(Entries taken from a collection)
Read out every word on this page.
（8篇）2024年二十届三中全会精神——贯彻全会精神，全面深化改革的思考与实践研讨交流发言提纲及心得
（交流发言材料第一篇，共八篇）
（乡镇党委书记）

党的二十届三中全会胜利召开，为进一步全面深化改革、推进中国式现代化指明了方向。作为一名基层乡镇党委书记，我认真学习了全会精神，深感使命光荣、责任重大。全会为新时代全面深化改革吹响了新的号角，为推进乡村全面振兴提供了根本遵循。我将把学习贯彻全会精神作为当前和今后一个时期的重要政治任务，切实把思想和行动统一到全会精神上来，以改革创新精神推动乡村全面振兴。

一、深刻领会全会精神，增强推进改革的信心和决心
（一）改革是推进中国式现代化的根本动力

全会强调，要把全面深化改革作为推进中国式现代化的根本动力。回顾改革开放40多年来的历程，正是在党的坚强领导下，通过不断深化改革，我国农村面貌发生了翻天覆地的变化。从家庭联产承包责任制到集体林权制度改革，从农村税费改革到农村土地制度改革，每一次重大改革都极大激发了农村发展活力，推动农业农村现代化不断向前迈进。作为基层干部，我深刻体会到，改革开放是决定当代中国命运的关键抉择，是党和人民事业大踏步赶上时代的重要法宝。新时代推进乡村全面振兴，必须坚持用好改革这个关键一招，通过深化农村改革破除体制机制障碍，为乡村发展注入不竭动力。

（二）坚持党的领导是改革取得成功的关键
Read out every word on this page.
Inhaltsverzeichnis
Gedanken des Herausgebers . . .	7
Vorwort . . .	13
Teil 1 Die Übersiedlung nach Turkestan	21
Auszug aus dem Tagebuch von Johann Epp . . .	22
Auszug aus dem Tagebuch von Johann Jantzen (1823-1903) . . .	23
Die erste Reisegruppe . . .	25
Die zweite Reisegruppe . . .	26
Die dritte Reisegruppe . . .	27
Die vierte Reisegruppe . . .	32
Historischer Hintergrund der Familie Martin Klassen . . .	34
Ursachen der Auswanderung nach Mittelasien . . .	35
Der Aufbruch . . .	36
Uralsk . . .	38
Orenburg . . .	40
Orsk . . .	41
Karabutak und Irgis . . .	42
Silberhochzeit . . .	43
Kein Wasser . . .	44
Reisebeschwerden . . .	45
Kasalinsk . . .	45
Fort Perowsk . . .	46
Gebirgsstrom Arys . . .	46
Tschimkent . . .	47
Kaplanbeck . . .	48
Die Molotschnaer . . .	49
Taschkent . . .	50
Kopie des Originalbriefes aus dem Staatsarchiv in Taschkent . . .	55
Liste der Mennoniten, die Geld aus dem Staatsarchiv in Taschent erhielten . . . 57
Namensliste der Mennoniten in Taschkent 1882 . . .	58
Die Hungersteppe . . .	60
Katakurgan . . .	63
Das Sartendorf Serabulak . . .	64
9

* [WHAT YOU HAVE TO DO]
Retype the records that precede this task, keeping them exactly the same.

* [REPLY]
Read out every word on this page.
（8篇）2024年二十届三中全会精神——贯彻全会精神，全面深化改革的思考与实践研讨交流发言提纲及心得
（交流发言材料第一篇，共八篇）
（乡镇党委书记）

党的二十届三中全会胜利召开，为进一步全面深化改革、推进中国式现代化指明了方向。作为一名基层乡镇党委书记，我认真学习了全会精神，深感使命光荣、责任重大。全会为新时代全面深化改革吹响了新的号角，为推进乡村全面振兴提供了根本遵循。我将把学习贯彻全会精神作为当前和今后一个时期的重要政治任务，切实把思想和行动统一到全会精神上来，以改革创新精神推动乡村全面振兴。

一、深刻领会全会精神，增强推进改革的信心和决心
（一）改革是推进中国式现代化的根本动力

全会强调，要把全面深化改革作为推进中国式现代化的根本动力。回顾改革开放40多年来的历程，正是在党的坚强领导下，通过不断深化改革，我国农村面貌发生了翻天覆地的变化。从家庭联产承包责任制到集体林权制度改革，从农村税费改革到农村土地制度改革，每一次重大改革都极大激发了农村发展活力，推动农业农村现代化不断向前迈进。作为基层干部，我深刻体会到，改革开放是决定当代中国命运的关键抉择，是党和人民事业大踏步赶上时代的重要法宝。新时代推进乡村全面振兴，必须坚持用好改革这个关键一招，通过深化农村改革破除体制机制障碍，为乡村发展注入不竭动力。

（二）坚持党的领导是改革取得成功的关键
Read out every word on this page.
Inhaltsverzeichnis
Gedanken des Herausgebers . . .	7
Vorwort . . .	13
Teil 1 Die Übersiedlung nach Turkestan	21
Auszug aus dem Tagebuch von Johann Epp . . .	22
Auszug aus dem Tagebuch von Johann Jantzen (1823-1903) . . .	23
Die erste Reisegruppe . . .	25
Die zweite Reisegruppe . . .	26
Die dritte Reisegruppe . . .	27
Die vierte Reisegruppe . . .	32
Historischer Hintergrund der Familie Martin Klassen . . .	34
Ursachen der Auswanderung nach Mittelasien . . .	35
Der Aufbruch . . .	36
Uralsk . . .	38
Orenburg . . .	40
Orsk . . .	41
Karabutak und Irgis . . .	42
Silberhochzeit . . .	43
Kein Wasser . . .	44
Reisebeschwerden . . .	45
Kasalinsk . . .	45
Fort Perowsk . . .	46
Gebirgsstrom Arys . . .	46
Tschimkent . . .	47
Kaplanbeck . . .	48
Die Molotschnaer . . .	49
Taschkent . . .	50
Kopie des Originalbriefes aus dem Staatsarchiv in Taschkent . . .	55
Liste der Mennoniten, die Geld aus dem Staatsarchiv in Taschent erhielten . . . 57
Namensliste der Mennoniten in Taschkent 1882 . . .	58
Die Hungersteppe . . .	60
Katakurgan . . .	63
Das Sartendorf Serabulak . . .	64
9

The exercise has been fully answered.